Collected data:
* * *
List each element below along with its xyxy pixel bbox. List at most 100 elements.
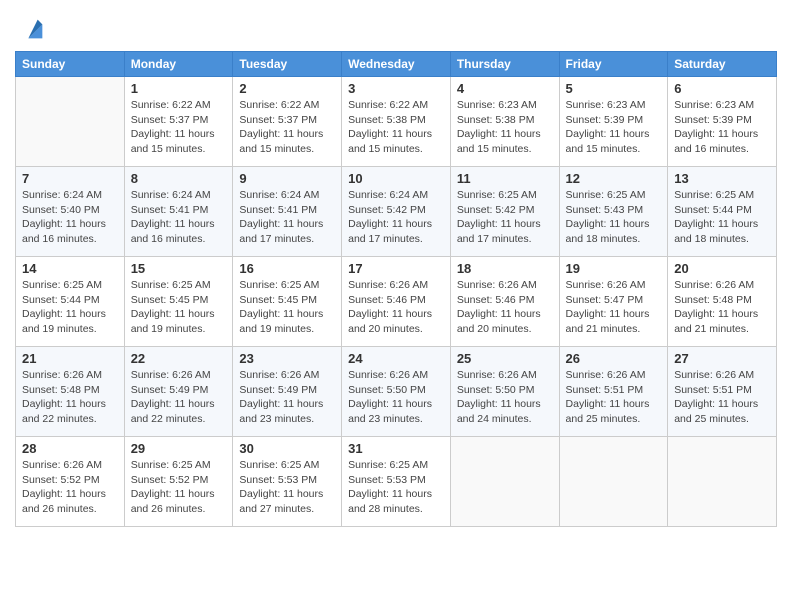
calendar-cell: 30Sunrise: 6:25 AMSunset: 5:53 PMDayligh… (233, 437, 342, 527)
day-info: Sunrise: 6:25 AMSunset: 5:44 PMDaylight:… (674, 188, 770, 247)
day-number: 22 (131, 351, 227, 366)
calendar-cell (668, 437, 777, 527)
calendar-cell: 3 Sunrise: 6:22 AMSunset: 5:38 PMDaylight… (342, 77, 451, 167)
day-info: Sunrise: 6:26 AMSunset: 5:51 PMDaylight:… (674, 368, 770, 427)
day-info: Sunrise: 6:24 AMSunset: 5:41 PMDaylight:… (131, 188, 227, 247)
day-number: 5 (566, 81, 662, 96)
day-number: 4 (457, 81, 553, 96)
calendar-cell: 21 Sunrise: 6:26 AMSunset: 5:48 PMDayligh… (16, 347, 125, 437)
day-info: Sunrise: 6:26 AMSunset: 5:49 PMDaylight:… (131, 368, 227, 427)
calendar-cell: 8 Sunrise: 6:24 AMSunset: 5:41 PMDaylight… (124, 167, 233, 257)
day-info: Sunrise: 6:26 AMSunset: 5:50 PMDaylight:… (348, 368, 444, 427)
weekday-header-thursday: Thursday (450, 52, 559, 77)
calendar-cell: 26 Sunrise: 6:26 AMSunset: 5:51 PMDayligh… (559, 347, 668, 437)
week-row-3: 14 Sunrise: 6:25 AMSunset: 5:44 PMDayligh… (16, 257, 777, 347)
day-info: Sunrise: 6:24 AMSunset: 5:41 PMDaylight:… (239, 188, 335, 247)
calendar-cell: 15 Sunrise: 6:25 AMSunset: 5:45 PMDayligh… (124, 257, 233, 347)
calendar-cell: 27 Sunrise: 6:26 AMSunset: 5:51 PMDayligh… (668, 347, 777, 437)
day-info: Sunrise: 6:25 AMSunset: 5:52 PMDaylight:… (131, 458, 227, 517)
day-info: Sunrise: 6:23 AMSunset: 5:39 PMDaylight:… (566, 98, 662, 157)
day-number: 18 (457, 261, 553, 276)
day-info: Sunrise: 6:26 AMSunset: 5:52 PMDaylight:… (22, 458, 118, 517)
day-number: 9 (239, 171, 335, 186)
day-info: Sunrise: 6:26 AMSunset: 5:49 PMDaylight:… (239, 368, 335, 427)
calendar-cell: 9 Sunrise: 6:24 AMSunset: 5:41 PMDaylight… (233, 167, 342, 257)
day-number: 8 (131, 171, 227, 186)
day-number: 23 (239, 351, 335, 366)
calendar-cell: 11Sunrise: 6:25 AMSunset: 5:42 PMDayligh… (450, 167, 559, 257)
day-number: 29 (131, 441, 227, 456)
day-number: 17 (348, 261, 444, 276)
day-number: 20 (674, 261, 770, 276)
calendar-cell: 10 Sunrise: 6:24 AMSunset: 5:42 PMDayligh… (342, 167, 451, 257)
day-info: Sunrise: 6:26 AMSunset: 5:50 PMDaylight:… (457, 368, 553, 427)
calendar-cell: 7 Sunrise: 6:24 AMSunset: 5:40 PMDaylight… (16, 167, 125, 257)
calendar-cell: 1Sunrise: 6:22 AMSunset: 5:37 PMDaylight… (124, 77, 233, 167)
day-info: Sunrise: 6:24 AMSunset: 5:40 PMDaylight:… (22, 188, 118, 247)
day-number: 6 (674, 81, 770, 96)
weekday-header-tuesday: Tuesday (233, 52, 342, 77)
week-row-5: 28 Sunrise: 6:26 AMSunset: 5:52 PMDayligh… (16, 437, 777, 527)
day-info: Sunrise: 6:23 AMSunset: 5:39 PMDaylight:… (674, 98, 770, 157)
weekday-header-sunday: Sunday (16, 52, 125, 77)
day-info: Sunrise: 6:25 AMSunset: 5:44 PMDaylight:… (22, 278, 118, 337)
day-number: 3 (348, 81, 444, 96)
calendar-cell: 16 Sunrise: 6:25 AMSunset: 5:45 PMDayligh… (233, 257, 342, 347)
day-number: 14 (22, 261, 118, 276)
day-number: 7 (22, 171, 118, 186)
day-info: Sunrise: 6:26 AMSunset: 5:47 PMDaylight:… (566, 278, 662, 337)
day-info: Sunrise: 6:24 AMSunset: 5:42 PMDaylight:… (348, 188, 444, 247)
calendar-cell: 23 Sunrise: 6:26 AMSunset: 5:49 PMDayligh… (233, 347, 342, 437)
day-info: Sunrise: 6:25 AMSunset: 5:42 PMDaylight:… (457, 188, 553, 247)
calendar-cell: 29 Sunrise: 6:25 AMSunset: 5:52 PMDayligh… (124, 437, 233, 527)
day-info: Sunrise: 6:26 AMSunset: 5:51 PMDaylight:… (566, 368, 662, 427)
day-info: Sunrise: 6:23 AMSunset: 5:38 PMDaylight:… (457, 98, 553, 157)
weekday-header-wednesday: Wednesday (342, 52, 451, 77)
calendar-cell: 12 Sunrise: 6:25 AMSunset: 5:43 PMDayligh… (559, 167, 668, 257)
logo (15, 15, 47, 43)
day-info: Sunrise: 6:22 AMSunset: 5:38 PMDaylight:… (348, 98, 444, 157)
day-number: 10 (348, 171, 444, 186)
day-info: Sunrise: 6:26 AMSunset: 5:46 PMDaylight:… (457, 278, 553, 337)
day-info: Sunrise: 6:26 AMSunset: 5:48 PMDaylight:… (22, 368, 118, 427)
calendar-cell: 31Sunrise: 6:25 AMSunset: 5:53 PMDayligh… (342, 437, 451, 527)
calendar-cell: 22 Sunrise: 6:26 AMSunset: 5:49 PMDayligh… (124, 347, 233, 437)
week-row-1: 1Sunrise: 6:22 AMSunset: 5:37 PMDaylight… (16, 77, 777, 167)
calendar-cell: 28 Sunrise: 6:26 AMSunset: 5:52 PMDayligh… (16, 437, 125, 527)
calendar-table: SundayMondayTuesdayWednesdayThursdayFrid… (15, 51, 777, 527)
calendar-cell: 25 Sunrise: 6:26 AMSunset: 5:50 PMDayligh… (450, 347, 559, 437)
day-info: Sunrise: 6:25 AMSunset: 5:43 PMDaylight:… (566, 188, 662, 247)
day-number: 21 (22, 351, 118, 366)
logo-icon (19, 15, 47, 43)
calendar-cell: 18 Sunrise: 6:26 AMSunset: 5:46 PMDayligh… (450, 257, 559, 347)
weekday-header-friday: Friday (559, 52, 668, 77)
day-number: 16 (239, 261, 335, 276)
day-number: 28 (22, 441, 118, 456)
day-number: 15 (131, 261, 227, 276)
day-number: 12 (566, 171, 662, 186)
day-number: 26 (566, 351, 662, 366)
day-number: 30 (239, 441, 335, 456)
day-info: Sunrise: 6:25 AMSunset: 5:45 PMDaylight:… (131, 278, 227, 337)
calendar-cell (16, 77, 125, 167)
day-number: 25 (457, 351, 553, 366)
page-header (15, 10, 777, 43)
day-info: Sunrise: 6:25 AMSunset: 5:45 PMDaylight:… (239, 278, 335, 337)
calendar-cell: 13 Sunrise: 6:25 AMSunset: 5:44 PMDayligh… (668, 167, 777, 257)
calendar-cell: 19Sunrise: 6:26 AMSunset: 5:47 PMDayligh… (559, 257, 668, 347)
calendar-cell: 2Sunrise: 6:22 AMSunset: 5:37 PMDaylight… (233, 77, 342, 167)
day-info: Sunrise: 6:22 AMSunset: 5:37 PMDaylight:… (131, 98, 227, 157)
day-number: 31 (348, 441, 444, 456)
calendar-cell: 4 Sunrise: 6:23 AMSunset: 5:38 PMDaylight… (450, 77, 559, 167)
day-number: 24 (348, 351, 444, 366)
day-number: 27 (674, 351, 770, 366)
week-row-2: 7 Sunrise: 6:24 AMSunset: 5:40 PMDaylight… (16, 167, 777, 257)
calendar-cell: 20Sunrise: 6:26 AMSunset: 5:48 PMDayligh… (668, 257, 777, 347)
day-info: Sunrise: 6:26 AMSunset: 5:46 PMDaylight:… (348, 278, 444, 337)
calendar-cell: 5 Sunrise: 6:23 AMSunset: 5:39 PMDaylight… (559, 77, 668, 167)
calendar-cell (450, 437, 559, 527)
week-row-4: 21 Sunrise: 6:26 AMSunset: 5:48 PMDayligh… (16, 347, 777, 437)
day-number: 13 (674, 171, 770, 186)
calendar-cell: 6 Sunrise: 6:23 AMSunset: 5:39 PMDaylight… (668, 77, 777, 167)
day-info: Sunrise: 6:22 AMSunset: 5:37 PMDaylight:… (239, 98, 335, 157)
* * *
## Stated task
Format the lines of the items from the line containing "calendar-cell: 30Sunrise: 6:25" through the line containing "calendar-cell: 3 Sunrise: 6:22", inclusive, as a numbered list, omitting any blank lines.

## In response
1. calendar-cell: 30Sunrise: 6:25 AMSunset: 5:53 PMDayligh… (233, 437, 342, 527)
2. day-info: Sunrise: 6:25 AMSunset: 5:44 PMDaylight:… (674, 188, 770, 247)
3. day-number: 22 (131, 351, 227, 366)
4. calendar-cell (668, 437, 777, 527)
5. calendar-cell: 3 Sunrise: 6:22 AMSunset: 5:38 PMDaylight… (342, 77, 451, 167)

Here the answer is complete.